Show every line that has the string "Downward" in it.

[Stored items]
* start *

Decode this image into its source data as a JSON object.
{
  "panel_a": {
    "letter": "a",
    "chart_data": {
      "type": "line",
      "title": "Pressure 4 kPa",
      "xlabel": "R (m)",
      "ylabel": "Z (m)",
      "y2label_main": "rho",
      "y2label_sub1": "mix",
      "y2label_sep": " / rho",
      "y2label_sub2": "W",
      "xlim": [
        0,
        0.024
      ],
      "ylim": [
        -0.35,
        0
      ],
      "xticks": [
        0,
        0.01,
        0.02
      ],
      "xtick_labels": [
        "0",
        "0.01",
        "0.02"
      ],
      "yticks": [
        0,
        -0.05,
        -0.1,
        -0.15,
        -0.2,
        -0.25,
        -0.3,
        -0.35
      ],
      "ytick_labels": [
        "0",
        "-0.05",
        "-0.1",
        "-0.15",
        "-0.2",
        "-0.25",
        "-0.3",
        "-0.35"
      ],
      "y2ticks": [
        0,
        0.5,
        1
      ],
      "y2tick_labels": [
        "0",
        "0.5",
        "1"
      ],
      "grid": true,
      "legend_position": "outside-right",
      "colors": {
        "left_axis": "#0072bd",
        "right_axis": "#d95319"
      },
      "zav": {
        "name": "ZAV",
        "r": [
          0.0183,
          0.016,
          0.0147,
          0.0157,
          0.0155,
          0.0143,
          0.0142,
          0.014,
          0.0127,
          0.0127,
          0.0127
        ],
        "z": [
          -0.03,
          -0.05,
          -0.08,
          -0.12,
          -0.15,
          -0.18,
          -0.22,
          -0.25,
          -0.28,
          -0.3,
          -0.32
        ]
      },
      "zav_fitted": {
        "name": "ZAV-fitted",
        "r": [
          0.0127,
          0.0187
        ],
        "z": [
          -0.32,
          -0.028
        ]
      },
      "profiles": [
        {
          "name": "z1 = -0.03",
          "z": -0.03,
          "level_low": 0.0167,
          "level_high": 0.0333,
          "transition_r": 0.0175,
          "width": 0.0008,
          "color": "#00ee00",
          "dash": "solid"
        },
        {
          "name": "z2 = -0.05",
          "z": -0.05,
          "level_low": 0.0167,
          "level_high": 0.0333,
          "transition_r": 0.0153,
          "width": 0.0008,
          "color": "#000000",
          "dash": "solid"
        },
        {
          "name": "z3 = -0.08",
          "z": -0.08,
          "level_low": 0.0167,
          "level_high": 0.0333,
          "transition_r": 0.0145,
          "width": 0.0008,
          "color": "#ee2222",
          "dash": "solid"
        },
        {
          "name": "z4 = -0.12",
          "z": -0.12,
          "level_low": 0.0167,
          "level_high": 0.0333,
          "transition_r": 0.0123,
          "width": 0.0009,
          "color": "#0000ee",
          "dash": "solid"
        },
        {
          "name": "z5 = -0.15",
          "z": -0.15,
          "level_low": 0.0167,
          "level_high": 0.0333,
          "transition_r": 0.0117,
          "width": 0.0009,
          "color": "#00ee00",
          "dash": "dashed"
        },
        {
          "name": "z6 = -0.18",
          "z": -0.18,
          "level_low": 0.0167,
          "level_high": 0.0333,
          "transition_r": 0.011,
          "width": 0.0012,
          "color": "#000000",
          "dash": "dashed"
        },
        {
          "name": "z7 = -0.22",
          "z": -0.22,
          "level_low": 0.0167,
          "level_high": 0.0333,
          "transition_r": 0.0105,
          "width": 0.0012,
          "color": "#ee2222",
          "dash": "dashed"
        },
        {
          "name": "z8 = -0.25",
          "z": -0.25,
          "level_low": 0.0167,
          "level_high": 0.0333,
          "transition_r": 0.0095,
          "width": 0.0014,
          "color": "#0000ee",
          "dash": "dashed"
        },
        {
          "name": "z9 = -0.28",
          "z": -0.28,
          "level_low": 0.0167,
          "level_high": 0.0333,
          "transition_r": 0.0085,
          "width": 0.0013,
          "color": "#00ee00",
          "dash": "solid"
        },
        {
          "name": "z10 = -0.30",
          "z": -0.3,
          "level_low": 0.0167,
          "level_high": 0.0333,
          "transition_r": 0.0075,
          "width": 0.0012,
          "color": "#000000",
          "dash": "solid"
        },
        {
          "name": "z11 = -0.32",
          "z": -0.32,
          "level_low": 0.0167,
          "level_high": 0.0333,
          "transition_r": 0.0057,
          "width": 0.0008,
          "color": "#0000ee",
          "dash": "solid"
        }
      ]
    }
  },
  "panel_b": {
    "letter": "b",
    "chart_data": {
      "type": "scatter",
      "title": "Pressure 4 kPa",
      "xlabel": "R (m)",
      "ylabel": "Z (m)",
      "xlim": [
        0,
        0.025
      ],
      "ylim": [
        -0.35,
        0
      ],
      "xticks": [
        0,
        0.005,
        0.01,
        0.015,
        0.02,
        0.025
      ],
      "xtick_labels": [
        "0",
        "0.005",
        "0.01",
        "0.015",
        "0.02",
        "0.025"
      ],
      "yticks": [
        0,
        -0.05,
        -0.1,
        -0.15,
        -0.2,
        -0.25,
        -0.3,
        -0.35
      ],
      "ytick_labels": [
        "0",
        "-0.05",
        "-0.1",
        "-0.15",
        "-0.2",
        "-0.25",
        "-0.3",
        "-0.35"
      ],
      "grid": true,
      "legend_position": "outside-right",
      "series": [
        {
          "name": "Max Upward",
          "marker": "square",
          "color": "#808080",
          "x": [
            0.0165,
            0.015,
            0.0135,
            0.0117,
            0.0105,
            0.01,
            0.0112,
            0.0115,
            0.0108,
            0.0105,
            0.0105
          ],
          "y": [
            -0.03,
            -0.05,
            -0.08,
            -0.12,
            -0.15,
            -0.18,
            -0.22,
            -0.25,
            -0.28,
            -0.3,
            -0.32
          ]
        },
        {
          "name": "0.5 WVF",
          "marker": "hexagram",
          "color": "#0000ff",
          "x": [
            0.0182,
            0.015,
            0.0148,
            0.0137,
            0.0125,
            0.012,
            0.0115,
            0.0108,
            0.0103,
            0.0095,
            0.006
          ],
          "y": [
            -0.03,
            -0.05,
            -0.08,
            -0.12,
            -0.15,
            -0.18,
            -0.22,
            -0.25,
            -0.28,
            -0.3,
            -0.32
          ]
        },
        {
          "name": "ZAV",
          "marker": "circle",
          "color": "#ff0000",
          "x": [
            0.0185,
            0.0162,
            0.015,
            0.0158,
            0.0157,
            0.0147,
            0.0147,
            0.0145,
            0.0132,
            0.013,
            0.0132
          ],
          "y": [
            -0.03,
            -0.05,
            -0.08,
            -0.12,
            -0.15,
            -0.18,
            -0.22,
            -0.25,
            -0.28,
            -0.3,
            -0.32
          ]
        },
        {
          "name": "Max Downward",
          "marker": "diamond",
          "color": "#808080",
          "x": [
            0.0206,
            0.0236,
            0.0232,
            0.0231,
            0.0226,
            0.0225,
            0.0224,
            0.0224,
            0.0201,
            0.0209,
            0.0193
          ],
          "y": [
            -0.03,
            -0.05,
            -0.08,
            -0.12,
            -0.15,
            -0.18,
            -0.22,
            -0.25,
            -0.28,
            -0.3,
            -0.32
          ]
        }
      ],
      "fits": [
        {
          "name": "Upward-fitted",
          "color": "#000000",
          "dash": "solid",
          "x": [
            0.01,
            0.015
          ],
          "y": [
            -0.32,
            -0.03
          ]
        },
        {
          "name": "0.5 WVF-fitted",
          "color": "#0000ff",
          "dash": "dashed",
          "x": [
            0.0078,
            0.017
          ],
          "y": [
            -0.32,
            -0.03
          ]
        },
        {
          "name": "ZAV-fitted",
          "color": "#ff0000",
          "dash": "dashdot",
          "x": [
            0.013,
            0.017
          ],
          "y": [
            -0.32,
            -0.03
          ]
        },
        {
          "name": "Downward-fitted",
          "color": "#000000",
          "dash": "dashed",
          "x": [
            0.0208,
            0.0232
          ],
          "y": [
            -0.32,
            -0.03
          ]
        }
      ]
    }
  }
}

* end *

### Result
          "name": "Max Downward",
          "name": "Downward-fitted",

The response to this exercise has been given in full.